— DIRECTION —
Copy out the records in full, word for word, without pictures.

— RECORDED DATA —
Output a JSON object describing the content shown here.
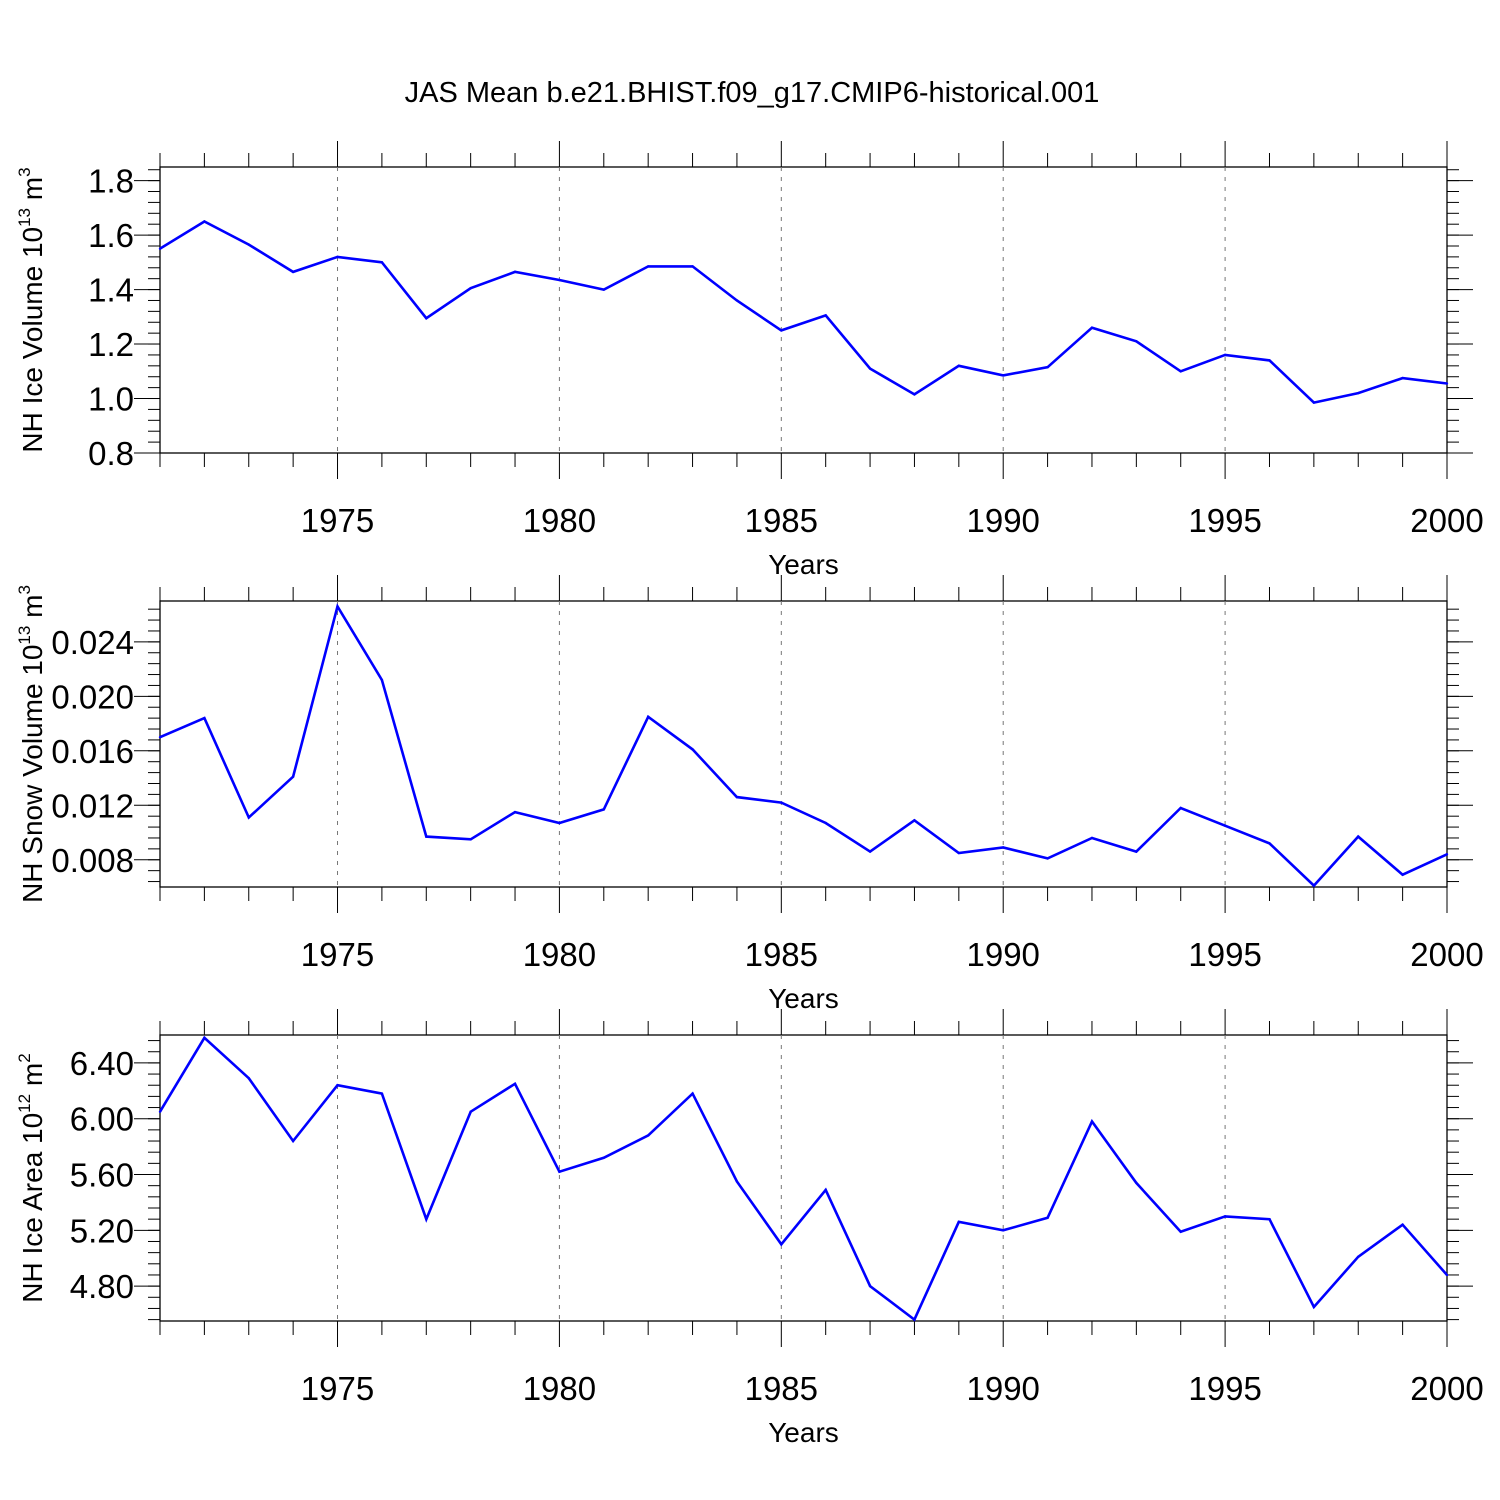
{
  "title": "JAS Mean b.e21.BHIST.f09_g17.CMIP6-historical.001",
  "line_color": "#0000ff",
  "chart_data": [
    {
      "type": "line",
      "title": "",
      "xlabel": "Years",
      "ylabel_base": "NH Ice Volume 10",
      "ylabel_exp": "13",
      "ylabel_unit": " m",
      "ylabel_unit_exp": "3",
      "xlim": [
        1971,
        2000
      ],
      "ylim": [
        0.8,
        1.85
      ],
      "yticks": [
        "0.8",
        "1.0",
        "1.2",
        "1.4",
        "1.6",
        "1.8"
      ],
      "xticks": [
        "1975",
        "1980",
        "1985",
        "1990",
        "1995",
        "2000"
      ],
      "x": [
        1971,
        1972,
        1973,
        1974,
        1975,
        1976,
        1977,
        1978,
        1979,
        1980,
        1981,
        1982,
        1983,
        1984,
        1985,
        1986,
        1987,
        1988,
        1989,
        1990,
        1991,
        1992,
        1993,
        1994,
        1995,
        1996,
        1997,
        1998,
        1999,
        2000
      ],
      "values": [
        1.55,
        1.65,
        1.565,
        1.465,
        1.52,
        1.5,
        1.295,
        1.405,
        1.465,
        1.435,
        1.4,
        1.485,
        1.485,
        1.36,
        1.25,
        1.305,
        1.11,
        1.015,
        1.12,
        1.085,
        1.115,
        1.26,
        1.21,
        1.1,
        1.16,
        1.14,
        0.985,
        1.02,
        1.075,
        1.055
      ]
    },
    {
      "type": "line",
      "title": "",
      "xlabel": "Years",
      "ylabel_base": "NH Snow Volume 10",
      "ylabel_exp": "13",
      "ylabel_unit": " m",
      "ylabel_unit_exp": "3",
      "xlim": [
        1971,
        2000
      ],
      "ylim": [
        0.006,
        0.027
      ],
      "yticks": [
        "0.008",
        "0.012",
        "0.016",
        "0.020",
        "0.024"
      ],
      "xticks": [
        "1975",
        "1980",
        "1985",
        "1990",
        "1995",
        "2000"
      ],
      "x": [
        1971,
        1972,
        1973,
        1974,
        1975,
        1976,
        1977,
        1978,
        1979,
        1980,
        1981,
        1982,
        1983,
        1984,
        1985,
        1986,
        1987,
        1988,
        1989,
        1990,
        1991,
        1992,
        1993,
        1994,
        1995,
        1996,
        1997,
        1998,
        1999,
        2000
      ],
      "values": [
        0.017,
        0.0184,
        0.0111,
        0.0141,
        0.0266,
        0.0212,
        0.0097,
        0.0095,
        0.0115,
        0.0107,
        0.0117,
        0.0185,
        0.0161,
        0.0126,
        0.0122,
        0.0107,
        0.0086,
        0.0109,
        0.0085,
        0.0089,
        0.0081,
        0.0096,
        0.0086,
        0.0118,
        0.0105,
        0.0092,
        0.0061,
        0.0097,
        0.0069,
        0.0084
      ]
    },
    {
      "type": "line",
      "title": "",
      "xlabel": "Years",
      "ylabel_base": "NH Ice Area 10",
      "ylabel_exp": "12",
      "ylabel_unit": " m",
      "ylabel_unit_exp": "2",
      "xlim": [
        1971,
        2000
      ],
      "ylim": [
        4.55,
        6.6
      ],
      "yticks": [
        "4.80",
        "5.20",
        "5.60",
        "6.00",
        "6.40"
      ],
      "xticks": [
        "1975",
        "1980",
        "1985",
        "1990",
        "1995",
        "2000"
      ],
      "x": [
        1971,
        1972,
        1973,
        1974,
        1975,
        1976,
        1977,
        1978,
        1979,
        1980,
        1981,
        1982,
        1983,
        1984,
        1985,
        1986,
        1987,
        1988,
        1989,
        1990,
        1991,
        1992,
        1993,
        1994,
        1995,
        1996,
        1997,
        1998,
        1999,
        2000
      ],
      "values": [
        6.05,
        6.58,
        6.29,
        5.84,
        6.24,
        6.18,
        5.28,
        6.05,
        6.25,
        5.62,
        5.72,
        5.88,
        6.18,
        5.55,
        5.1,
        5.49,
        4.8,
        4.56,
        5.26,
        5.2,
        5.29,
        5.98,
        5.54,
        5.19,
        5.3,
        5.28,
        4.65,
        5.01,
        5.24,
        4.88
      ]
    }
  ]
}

— WRITTEN RESPONSE —
Output a JSON object describing the content shown here.
{
  "title": "JAS Mean b.e21.BHIST.f09_g17.CMIP6-historical.001",
  "line_color": "#0000ff",
  "chart_data": [
    {
      "type": "line",
      "title": "",
      "xlabel": "Years",
      "ylabel_base": "NH Ice Volume 10",
      "ylabel_exp": "13",
      "ylabel_unit": " m",
      "ylabel_unit_exp": "3",
      "xlim": [
        1971,
        2000
      ],
      "ylim": [
        0.8,
        1.85
      ],
      "yticks": [
        "0.8",
        "1.0",
        "1.2",
        "1.4",
        "1.6",
        "1.8"
      ],
      "xticks": [
        "1975",
        "1980",
        "1985",
        "1990",
        "1995",
        "2000"
      ],
      "x": [
        1971,
        1972,
        1973,
        1974,
        1975,
        1976,
        1977,
        1978,
        1979,
        1980,
        1981,
        1982,
        1983,
        1984,
        1985,
        1986,
        1987,
        1988,
        1989,
        1990,
        1991,
        1992,
        1993,
        1994,
        1995,
        1996,
        1997,
        1998,
        1999,
        2000
      ],
      "values": [
        1.55,
        1.65,
        1.565,
        1.465,
        1.52,
        1.5,
        1.295,
        1.405,
        1.465,
        1.435,
        1.4,
        1.485,
        1.485,
        1.36,
        1.25,
        1.305,
        1.11,
        1.015,
        1.12,
        1.085,
        1.115,
        1.26,
        1.21,
        1.1,
        1.16,
        1.14,
        0.985,
        1.02,
        1.075,
        1.055
      ]
    },
    {
      "type": "line",
      "title": "",
      "xlabel": "Years",
      "ylabel_base": "NH Snow Volume 10",
      "ylabel_exp": "13",
      "ylabel_unit": " m",
      "ylabel_unit_exp": "3",
      "xlim": [
        1971,
        2000
      ],
      "ylim": [
        0.006,
        0.027
      ],
      "yticks": [
        "0.008",
        "0.012",
        "0.016",
        "0.020",
        "0.024"
      ],
      "xticks": [
        "1975",
        "1980",
        "1985",
        "1990",
        "1995",
        "2000"
      ],
      "x": [
        1971,
        1972,
        1973,
        1974,
        1975,
        1976,
        1977,
        1978,
        1979,
        1980,
        1981,
        1982,
        1983,
        1984,
        1985,
        1986,
        1987,
        1988,
        1989,
        1990,
        1991,
        1992,
        1993,
        1994,
        1995,
        1996,
        1997,
        1998,
        1999,
        2000
      ],
      "values": [
        0.017,
        0.0184,
        0.0111,
        0.0141,
        0.0266,
        0.0212,
        0.0097,
        0.0095,
        0.0115,
        0.0107,
        0.0117,
        0.0185,
        0.0161,
        0.0126,
        0.0122,
        0.0107,
        0.0086,
        0.0109,
        0.0085,
        0.0089,
        0.0081,
        0.0096,
        0.0086,
        0.0118,
        0.0105,
        0.0092,
        0.0061,
        0.0097,
        0.0069,
        0.0084
      ]
    },
    {
      "type": "line",
      "title": "",
      "xlabel": "Years",
      "ylabel_base": "NH Ice Area 10",
      "ylabel_exp": "12",
      "ylabel_unit": " m",
      "ylabel_unit_exp": "2",
      "xlim": [
        1971,
        2000
      ],
      "ylim": [
        4.55,
        6.6
      ],
      "yticks": [
        "4.80",
        "5.20",
        "5.60",
        "6.00",
        "6.40"
      ],
      "xticks": [
        "1975",
        "1980",
        "1985",
        "1990",
        "1995",
        "2000"
      ],
      "x": [
        1971,
        1972,
        1973,
        1974,
        1975,
        1976,
        1977,
        1978,
        1979,
        1980,
        1981,
        1982,
        1983,
        1984,
        1985,
        1986,
        1987,
        1988,
        1989,
        1990,
        1991,
        1992,
        1993,
        1994,
        1995,
        1996,
        1997,
        1998,
        1999,
        2000
      ],
      "values": [
        6.05,
        6.58,
        6.29,
        5.84,
        6.24,
        6.18,
        5.28,
        6.05,
        6.25,
        5.62,
        5.72,
        5.88,
        6.18,
        5.55,
        5.1,
        5.49,
        4.8,
        4.56,
        5.26,
        5.2,
        5.29,
        5.98,
        5.54,
        5.19,
        5.3,
        5.28,
        4.65,
        5.01,
        5.24,
        4.88
      ]
    }
  ]
}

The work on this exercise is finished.